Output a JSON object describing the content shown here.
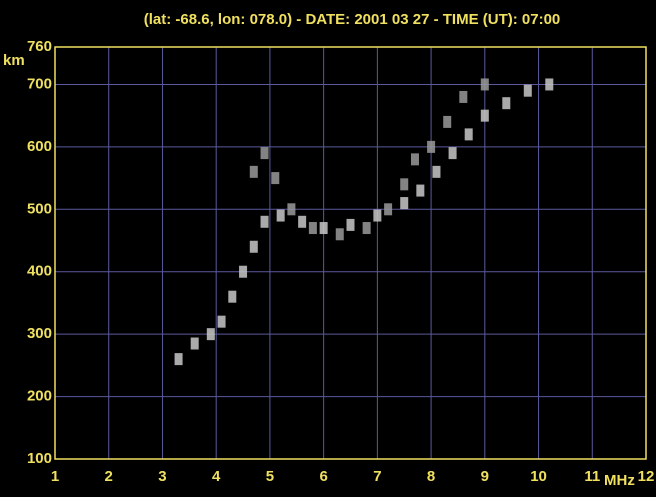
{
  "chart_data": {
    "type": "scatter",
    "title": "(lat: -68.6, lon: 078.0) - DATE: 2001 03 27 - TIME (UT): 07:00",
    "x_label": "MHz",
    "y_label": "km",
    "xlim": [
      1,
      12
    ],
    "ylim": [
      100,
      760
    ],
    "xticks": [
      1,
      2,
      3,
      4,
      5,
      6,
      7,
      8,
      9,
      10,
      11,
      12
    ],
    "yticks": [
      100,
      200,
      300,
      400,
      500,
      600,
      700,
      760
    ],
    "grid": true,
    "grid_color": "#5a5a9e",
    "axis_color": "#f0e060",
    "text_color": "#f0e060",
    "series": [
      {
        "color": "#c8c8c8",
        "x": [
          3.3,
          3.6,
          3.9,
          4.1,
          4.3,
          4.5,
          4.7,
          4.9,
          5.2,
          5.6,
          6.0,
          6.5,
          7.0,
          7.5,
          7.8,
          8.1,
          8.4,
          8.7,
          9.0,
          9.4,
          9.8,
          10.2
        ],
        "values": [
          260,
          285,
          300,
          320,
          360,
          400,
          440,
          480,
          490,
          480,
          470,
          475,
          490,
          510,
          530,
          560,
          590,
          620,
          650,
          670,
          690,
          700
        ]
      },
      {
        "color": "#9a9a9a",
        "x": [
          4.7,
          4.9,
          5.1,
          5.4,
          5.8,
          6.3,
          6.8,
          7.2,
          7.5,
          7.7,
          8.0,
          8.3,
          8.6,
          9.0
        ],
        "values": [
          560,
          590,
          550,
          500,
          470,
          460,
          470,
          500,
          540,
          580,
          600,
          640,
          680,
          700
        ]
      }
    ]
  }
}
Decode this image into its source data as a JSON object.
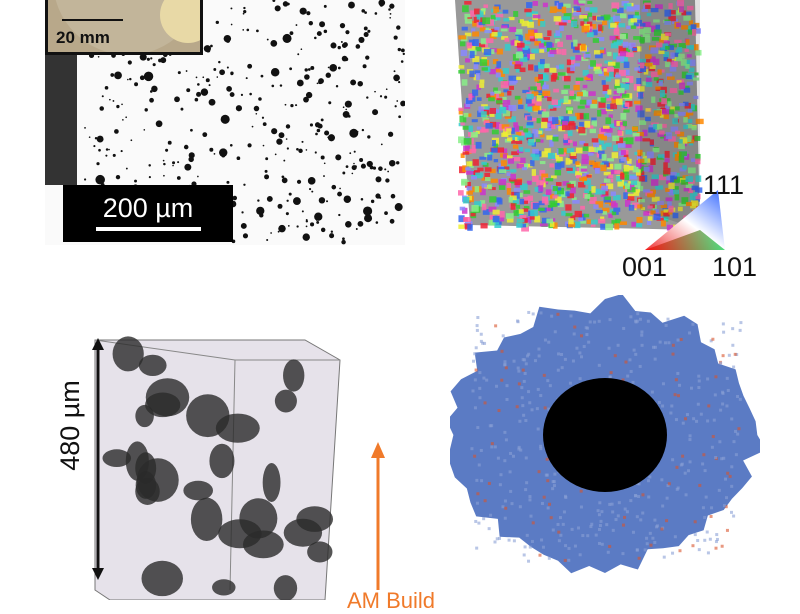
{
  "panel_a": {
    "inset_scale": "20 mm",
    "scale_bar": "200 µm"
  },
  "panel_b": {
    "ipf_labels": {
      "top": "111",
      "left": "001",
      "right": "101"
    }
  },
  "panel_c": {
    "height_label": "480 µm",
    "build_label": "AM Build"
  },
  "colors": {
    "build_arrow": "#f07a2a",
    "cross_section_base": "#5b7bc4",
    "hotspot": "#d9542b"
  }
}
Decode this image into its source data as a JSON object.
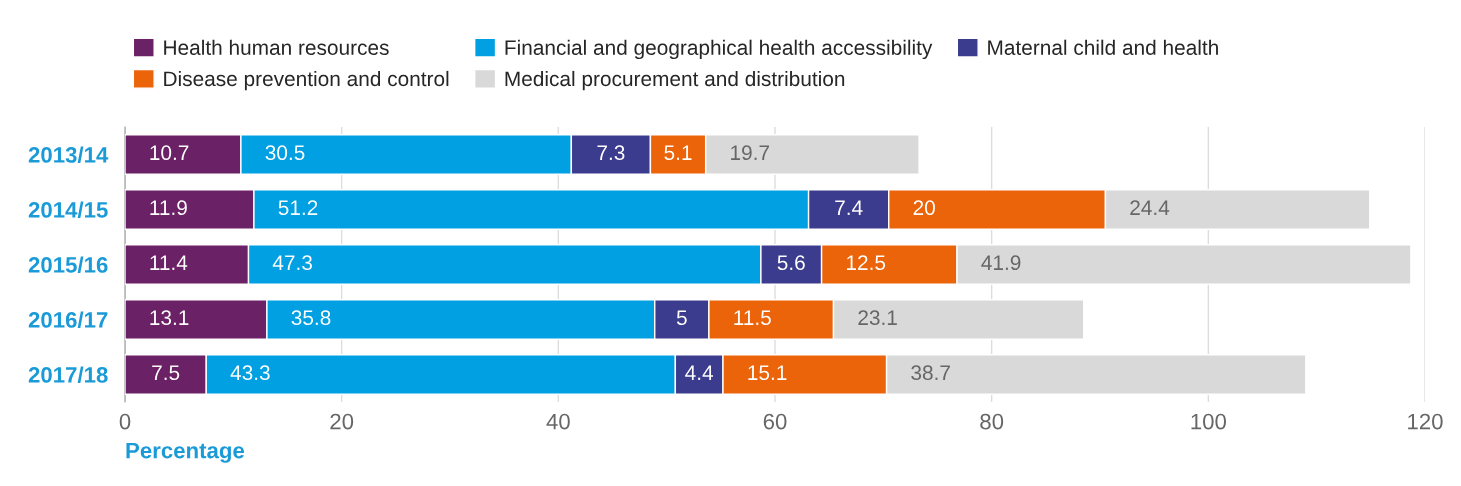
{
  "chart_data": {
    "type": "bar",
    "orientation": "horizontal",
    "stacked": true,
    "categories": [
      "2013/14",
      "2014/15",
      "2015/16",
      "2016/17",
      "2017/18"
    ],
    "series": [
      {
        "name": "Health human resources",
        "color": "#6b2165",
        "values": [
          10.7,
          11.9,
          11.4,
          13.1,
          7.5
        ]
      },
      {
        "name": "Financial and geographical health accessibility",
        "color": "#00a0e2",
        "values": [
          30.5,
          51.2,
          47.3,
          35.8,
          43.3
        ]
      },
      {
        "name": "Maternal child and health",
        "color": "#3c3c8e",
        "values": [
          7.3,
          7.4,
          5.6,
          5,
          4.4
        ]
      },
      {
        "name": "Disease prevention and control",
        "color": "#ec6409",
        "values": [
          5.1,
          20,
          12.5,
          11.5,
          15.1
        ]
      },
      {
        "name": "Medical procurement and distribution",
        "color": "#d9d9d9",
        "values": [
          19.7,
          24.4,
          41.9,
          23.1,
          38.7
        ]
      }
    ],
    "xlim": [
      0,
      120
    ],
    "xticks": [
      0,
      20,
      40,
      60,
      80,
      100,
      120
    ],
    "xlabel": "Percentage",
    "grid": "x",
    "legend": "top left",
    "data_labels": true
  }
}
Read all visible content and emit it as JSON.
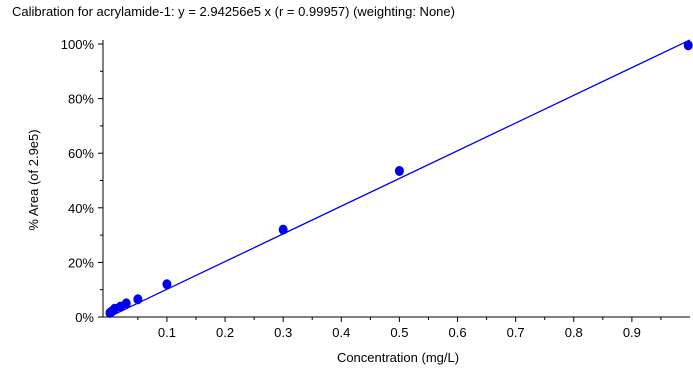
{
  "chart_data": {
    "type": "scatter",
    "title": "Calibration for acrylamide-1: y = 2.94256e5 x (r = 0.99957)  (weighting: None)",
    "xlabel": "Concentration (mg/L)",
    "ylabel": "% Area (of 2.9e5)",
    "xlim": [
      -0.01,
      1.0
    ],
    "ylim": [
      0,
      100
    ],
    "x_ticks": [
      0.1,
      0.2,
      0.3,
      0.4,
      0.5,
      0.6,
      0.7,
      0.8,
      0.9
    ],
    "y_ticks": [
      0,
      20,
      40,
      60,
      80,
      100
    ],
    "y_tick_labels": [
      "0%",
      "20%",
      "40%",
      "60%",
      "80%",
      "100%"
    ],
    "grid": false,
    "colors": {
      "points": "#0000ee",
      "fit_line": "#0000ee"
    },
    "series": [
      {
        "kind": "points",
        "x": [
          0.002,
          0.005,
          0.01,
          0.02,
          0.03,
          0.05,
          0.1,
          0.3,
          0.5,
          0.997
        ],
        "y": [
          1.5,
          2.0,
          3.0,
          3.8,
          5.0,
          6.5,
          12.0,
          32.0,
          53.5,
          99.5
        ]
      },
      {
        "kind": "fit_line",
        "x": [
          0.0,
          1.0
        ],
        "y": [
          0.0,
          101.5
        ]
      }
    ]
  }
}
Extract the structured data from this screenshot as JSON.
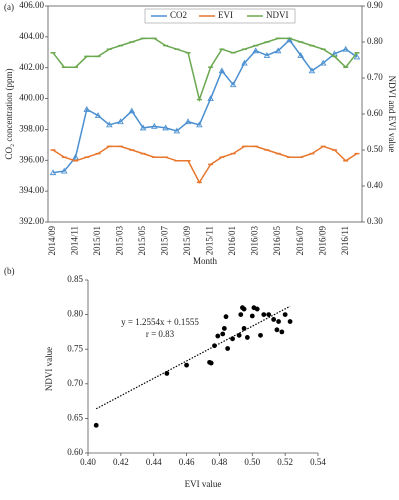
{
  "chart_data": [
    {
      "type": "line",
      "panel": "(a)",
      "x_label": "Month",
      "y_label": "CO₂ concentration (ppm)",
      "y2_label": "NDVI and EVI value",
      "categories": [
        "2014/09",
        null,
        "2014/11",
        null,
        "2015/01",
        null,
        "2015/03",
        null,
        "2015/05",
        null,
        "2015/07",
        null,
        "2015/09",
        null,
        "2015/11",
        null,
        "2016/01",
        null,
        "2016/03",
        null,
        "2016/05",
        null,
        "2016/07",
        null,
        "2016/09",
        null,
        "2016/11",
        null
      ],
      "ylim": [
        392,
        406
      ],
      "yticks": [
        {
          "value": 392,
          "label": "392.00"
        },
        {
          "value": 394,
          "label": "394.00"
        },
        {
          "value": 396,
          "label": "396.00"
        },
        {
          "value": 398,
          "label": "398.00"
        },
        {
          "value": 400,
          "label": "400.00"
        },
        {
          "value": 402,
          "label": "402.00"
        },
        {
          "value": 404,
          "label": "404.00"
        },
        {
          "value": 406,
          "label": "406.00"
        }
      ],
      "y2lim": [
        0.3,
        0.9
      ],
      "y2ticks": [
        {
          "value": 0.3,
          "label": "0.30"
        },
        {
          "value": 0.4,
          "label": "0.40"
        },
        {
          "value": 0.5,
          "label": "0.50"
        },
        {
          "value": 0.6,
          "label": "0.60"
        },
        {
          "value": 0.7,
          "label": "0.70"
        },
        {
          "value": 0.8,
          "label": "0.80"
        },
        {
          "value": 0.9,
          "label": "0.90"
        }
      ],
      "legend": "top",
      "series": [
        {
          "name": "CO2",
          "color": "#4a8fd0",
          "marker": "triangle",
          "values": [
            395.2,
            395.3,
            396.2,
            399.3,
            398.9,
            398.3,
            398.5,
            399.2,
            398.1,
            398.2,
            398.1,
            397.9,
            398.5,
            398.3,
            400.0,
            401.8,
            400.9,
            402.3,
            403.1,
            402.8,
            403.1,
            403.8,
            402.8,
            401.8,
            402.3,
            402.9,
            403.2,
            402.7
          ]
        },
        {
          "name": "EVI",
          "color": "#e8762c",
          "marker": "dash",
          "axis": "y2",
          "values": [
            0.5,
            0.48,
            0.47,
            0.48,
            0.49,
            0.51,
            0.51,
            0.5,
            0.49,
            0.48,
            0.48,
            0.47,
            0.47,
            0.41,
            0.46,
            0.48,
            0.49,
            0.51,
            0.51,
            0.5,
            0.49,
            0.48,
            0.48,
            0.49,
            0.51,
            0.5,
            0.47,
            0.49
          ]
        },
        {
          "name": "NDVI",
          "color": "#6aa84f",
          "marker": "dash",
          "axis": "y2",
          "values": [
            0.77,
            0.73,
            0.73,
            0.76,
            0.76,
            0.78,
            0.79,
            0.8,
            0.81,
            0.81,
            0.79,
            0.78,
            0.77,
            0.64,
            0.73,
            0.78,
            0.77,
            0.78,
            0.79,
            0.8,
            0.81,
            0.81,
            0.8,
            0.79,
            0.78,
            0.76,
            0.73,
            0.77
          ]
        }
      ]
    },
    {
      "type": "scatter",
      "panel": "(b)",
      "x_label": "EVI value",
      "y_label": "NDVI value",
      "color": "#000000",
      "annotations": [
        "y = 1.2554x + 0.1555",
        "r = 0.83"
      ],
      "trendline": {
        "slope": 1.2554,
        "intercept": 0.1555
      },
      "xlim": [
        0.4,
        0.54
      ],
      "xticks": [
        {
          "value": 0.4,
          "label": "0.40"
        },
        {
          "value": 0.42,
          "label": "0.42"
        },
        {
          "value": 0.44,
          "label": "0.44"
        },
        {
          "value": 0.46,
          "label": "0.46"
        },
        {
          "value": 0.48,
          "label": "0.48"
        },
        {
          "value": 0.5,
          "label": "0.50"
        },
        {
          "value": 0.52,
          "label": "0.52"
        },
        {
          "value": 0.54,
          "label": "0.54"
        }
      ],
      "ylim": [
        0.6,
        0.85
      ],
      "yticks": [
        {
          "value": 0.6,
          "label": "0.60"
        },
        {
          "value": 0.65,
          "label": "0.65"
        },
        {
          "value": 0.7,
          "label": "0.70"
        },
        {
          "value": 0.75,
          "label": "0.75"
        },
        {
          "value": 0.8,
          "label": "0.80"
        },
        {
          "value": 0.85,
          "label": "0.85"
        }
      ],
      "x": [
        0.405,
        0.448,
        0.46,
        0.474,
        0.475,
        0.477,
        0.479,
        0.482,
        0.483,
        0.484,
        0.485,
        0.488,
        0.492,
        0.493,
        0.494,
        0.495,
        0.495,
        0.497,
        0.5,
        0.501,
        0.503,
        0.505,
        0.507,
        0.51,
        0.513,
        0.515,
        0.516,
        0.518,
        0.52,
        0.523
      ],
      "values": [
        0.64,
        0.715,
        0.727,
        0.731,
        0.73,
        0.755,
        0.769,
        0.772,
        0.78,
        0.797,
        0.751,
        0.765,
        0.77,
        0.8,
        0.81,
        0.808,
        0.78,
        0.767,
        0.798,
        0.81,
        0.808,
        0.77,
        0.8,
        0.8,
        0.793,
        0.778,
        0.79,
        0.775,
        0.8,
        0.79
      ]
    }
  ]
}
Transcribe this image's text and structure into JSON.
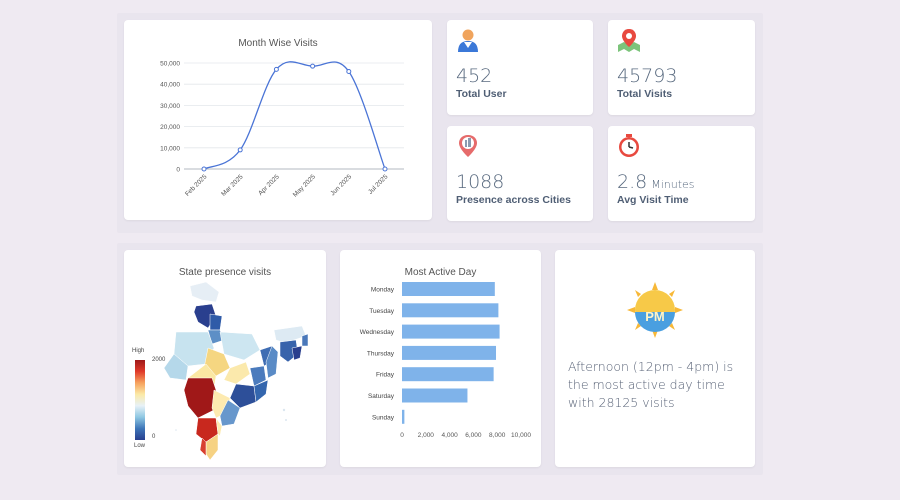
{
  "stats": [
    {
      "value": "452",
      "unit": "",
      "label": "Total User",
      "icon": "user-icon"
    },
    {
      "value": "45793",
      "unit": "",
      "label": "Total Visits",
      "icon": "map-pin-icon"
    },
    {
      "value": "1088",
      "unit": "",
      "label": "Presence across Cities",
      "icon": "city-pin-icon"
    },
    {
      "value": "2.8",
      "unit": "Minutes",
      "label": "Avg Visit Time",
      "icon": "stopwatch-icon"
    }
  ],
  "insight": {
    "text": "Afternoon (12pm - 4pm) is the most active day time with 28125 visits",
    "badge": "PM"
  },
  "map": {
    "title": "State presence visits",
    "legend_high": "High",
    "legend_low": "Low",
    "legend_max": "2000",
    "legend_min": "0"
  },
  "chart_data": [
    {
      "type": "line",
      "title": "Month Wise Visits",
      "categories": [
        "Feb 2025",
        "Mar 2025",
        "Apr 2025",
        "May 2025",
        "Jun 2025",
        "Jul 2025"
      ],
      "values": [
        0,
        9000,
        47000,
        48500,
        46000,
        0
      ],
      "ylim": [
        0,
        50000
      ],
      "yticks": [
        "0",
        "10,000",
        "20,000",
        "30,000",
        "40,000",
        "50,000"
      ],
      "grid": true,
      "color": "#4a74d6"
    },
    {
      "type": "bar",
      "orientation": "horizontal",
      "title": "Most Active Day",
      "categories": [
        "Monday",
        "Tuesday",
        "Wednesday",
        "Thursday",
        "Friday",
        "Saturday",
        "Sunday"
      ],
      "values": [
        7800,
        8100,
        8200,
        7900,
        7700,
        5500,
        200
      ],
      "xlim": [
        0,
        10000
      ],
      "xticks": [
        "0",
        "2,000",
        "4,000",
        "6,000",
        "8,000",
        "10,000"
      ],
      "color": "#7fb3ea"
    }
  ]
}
———
* Problem to work on: List the lines of the material in which the word "name" occurs.

* Written reply:
        "name": "Health human resources",
        "name": "Financial and geographical health accessibility",
        "name": "Maternal child and health",
        "name": "Disease prevention and control",
        "name": "Medical procurement and distribution",
          "name": "CO2",
          "name": "EVI",
          "name": "NDVI",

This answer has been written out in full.